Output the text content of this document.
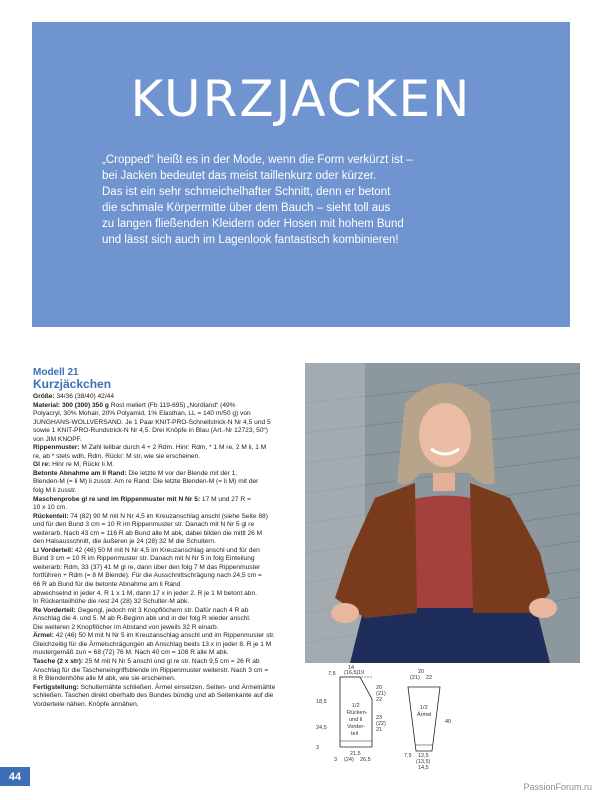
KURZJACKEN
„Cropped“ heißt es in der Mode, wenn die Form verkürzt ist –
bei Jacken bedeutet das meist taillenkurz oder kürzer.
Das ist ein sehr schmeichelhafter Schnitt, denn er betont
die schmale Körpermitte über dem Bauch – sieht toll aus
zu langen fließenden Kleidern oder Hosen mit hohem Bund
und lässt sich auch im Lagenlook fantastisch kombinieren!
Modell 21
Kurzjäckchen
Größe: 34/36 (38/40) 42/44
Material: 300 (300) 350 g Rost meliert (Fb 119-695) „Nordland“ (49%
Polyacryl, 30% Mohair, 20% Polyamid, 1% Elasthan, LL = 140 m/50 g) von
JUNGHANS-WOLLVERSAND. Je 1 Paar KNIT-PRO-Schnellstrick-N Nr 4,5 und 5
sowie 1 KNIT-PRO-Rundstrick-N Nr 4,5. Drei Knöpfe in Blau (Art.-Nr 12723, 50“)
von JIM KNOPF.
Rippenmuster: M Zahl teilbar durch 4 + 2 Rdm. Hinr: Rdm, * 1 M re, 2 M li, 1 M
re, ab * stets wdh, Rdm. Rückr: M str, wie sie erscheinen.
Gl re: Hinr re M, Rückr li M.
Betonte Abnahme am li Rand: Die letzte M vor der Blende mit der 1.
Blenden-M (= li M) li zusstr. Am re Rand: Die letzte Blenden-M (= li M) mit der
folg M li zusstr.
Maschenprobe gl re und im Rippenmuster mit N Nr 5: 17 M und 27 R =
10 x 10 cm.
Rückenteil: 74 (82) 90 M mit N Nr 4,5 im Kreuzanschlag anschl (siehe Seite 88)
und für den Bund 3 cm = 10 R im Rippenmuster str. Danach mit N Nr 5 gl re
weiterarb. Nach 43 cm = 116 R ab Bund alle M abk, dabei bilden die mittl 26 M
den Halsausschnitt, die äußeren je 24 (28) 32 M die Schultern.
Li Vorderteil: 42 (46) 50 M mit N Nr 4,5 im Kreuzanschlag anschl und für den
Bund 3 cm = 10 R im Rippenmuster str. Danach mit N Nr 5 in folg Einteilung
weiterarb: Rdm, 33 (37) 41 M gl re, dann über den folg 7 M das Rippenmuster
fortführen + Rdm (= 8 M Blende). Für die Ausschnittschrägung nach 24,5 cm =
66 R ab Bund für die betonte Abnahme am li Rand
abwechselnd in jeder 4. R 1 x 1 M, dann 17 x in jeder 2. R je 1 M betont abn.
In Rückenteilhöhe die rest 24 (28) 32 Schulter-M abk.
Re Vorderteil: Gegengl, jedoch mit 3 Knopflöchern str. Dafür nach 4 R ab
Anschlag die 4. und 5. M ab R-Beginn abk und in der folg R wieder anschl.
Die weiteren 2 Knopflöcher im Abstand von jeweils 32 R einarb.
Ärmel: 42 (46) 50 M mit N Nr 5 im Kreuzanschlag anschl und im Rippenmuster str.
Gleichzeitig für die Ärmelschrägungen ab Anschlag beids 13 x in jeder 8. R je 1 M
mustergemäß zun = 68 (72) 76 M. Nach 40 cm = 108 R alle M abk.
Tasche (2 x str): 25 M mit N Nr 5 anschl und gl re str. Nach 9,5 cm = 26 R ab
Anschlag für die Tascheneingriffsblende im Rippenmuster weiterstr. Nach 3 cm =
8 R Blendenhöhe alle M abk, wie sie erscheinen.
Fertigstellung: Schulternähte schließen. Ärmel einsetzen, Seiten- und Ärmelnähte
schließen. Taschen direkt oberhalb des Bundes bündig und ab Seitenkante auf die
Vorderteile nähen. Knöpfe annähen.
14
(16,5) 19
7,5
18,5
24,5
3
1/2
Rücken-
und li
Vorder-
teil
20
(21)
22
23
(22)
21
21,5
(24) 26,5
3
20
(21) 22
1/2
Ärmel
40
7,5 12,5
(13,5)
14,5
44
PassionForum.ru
———
§ Task goal: Count each line above in which the string "KNIT" appears, then state only the total.

§ Result: 2